BEGIN

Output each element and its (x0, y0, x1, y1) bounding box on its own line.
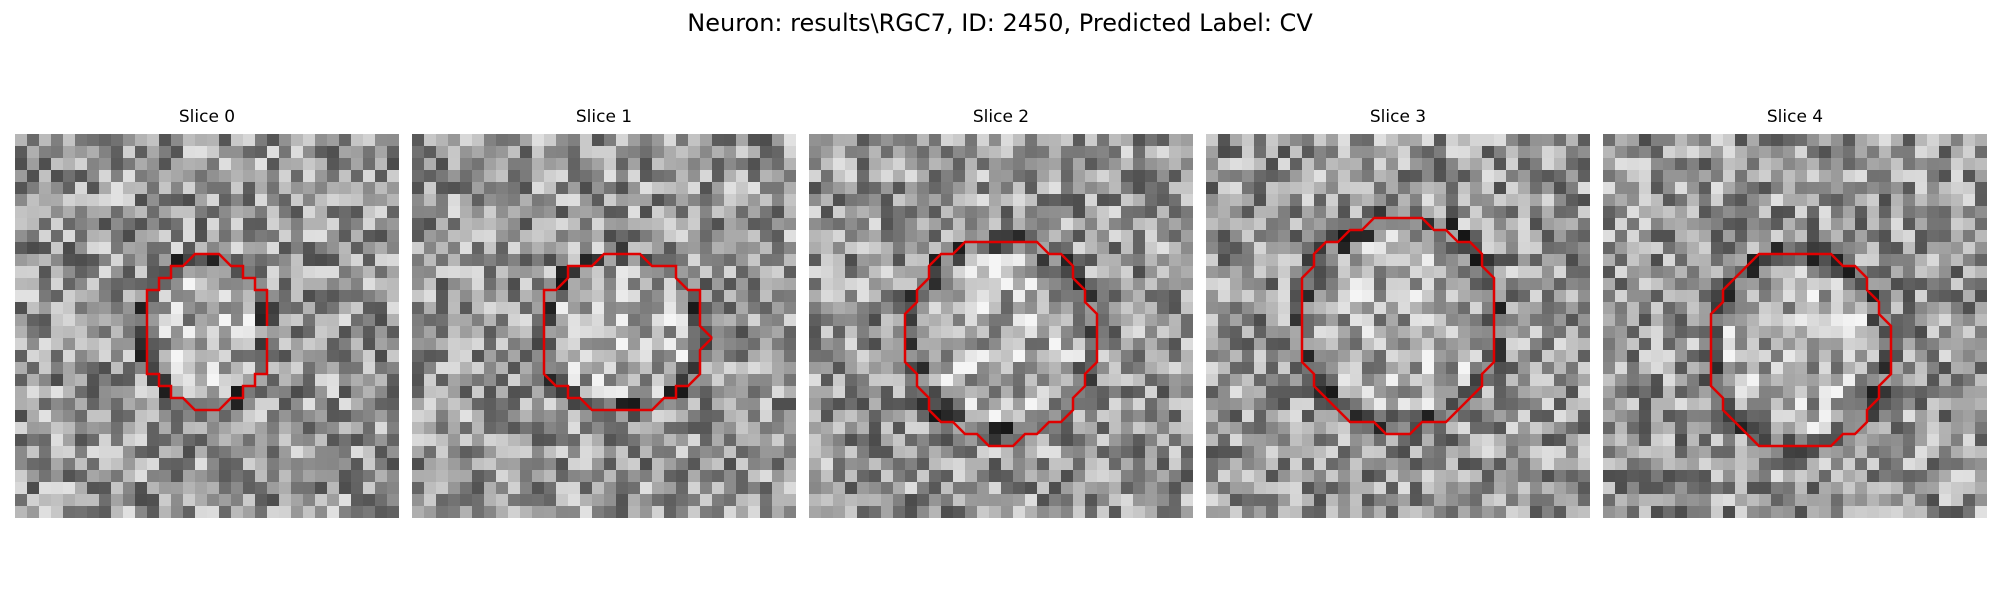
slice-panel-2: Slice 2 (809, 106, 1193, 518)
slice-title-2: Slice 2 (972, 107, 1030, 127)
slice-panel-3: Slice 3 (1206, 106, 1590, 518)
slice-pixels-0 (15, 134, 399, 518)
neuron-contour-2 (903, 240, 1099, 448)
neuron-contour-4 (1709, 252, 1893, 448)
slice-title-4: Slice 4 (1766, 107, 1824, 127)
neuron-contour-0 (145, 252, 269, 412)
slice-pixels-2 (809, 134, 1193, 518)
slice-title-3: Slice 3 (1369, 107, 1427, 127)
neuron-contour-1 (542, 252, 713, 412)
slice-panel-1: Slice 1 (412, 106, 796, 518)
slice-image-0 (15, 134, 399, 518)
neuron-contour-3 (1300, 216, 1496, 436)
slice-image-1 (412, 134, 796, 518)
slice-title-0: Slice 0 (178, 107, 236, 127)
slice-pixels-1 (412, 134, 796, 518)
slice-pixels-3 (1206, 134, 1590, 518)
slice-panel-4: Slice 4 (1603, 106, 1987, 518)
slice-title-1: Slice 1 (575, 107, 633, 127)
slice-image-2 (809, 134, 1193, 518)
slice-pixels-4 (1603, 134, 1987, 518)
slice-image-3 (1206, 134, 1590, 518)
slice-image-4 (1603, 134, 1987, 518)
slice-panel-0: Slice 0 (15, 106, 399, 518)
figure-title: Neuron: results\RGC7, ID: 2450, Predicte… (687, 9, 1313, 37)
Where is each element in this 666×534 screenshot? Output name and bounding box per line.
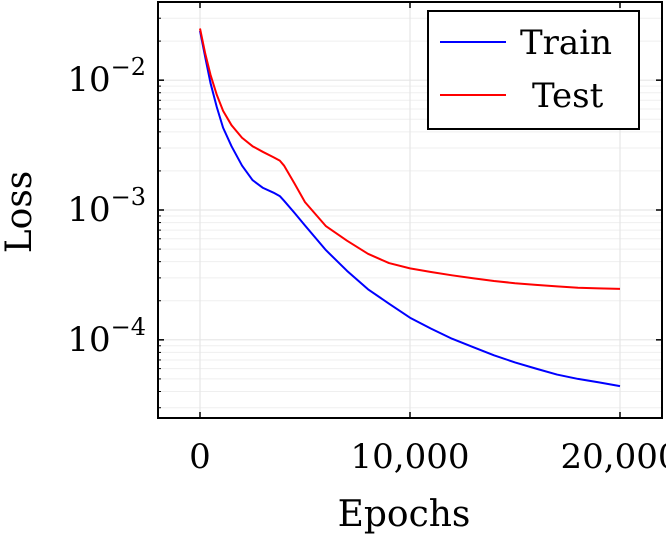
x-tick-label: 0 [189, 437, 211, 477]
legend: Train Test [427, 10, 640, 130]
y-tick-label-base: 10 [67, 320, 110, 360]
y-tick-label: 10−3 [67, 183, 146, 230]
legend-label-train: Train [520, 23, 612, 63]
x-tick-label: 10,000 [351, 437, 470, 477]
y-tick-label-exponent: −2 [111, 53, 146, 81]
y-tick-label-exponent: −4 [111, 313, 146, 341]
y-tick-label-base: 10 [67, 60, 110, 100]
series-line-test [199, 28, 621, 290]
legend-label-test: Test [532, 76, 604, 116]
y-axis-title: Loss [0, 171, 40, 254]
legend-box [427, 10, 640, 130]
y-tick-label-exponent: −3 [111, 183, 146, 211]
x-tick-label: 20,000 [561, 437, 666, 477]
y-tick-label-base: 10 [67, 190, 110, 230]
plot-lines [199, 28, 621, 388]
x-axis-title: Epochs [338, 494, 471, 534]
y-tick-label: 10−2 [67, 53, 146, 100]
y-tick-label: 10−4 [67, 313, 146, 360]
plot-frame [157, 1, 663, 419]
series-line-train [199, 30, 621, 388]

END

◆ Instructions for the task: Rewrite every line of the records above as a numbered list, leaving out blank lines and the pictures.

◆ Output for this task:
1. Output each element and its (x0, y0, x1, y1) bounding box on its own line.
2. slice-panel-2: Slice 2 (809, 106, 1193, 518)
3. slice-title-2: Slice 2 (972, 107, 1030, 127)
4. slice-panel-3: Slice 3 (1206, 106, 1590, 518)
5. slice-pixels-0 (15, 134, 399, 518)
6. neuron-contour-2 (903, 240, 1099, 448)
7. neuron-contour-4 (1709, 252, 1893, 448)
8. slice-title-4: Slice 4 (1766, 107, 1824, 127)
9. neuron-contour-0 (145, 252, 269, 412)
10. slice-pixels-2 (809, 134, 1193, 518)
11. slice-title-3: Slice 3 (1369, 107, 1427, 127)
12. neuron-contour-1 (542, 252, 713, 412)
13. slice-panel-1: Slice 1 (412, 106, 796, 518)
14. slice-image-0 (15, 134, 399, 518)
15. neuron-contour-3 (1300, 216, 1496, 436)
16. slice-image-1 (412, 134, 796, 518)
17. slice-title-0: Slice 0 (178, 107, 236, 127)
18. slice-pixels-1 (412, 134, 796, 518)
19. slice-pixels-3 (1206, 134, 1590, 518)
20. slice-panel-4: Slice 4 (1603, 106, 1987, 518)
21. slice-title-1: Slice 1 (575, 107, 633, 127)
22. slice-image-2 (809, 134, 1193, 518)
23. slice-pixels-4 (1603, 134, 1987, 518)
24. slice-image-3 (1206, 134, 1590, 518)
25. slice-image-4 (1603, 134, 1987, 518)
26. slice-panel-0: Slice 0 (15, 106, 399, 518)
27. figure-title: Neuron: results\RGC7, ID: 2450, Predicte… (687, 9, 1313, 37)
28. Where is each element in this 666×534 screenshot? Output name and bounding box per line.
29. x-tick-label: 0 [189, 437, 211, 477]
30. legend: Train Test [427, 10, 640, 130]
31. y-tick-label-base: 10 [67, 320, 110, 360]
32. y-tick-label: 10−3 [67, 183, 146, 230]
33. legend-label-train: Train [520, 23, 612, 63]
34. x-tick-label: 10,000 [351, 437, 470, 477]
35. y-tick-label-exponent: −2 [111, 53, 146, 81]
36. y-tick-label-exponent: −4 [111, 313, 146, 341]
37. y-tick-label-base: 10 [67, 60, 110, 100]
38. series-line-test [199, 28, 621, 290]
39. legend-label-test: Test [532, 76, 604, 116]
40. y-axis-title: Loss [0, 171, 40, 254]
41. legend-box [427, 10, 640, 130]
42. y-tick-label-exponent: −3 [111, 183, 146, 211]
43. x-tick-label: 20,000 [561, 437, 666, 477]
44. y-tick-label-base: 10 [67, 190, 110, 230]
45. plot-lines [199, 28, 621, 388]
46. x-axis-title: Epochs [338, 494, 471, 534]
47. y-tick-label: 10−2 [67, 53, 146, 100]
48. y-tick-label: 10−4 [67, 313, 146, 360]
49. plot-frame [157, 1, 663, 419]
50. series-line-train [199, 30, 621, 388]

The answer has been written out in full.